--- start ---
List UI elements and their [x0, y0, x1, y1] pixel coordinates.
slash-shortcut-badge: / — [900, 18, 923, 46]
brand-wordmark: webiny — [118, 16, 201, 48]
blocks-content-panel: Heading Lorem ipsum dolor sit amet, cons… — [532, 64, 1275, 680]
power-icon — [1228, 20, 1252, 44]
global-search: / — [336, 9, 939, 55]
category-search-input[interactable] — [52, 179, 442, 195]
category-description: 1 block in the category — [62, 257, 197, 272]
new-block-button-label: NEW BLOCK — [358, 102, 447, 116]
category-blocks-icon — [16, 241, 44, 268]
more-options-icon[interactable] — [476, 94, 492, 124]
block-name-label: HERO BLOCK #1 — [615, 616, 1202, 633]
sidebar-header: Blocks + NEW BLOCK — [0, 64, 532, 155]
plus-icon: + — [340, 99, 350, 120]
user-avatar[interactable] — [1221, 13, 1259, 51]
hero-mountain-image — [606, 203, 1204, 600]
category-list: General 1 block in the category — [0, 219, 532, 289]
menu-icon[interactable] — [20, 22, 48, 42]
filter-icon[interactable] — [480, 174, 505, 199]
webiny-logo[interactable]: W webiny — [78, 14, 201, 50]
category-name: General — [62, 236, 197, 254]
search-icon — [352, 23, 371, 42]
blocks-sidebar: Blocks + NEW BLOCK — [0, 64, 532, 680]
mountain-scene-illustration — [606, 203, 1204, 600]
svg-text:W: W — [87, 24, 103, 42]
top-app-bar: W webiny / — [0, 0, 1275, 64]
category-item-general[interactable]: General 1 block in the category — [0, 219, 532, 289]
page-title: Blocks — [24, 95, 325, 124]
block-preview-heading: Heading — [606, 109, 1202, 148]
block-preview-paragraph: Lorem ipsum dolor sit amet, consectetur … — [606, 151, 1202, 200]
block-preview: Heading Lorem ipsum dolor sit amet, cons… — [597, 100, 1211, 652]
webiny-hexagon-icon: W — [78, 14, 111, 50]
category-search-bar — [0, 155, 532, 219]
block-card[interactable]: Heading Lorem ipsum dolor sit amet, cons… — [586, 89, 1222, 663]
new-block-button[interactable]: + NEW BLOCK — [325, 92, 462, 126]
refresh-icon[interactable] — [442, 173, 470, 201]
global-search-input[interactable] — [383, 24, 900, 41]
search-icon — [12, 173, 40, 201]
--- end ---
Copy out again the rows from the very first line through the line that contains "category-search-input[interactable] — [52, 179, 442, 195]", keeping each line unchanged.

List UI elements and their [x0, y0, x1, y1] pixel coordinates.
slash-shortcut-badge: / — [900, 18, 923, 46]
brand-wordmark: webiny — [118, 16, 201, 48]
blocks-content-panel: Heading Lorem ipsum dolor sit amet, cons… — [532, 64, 1275, 680]
power-icon — [1228, 20, 1252, 44]
global-search: / — [336, 9, 939, 55]
category-search-input[interactable] — [52, 179, 442, 195]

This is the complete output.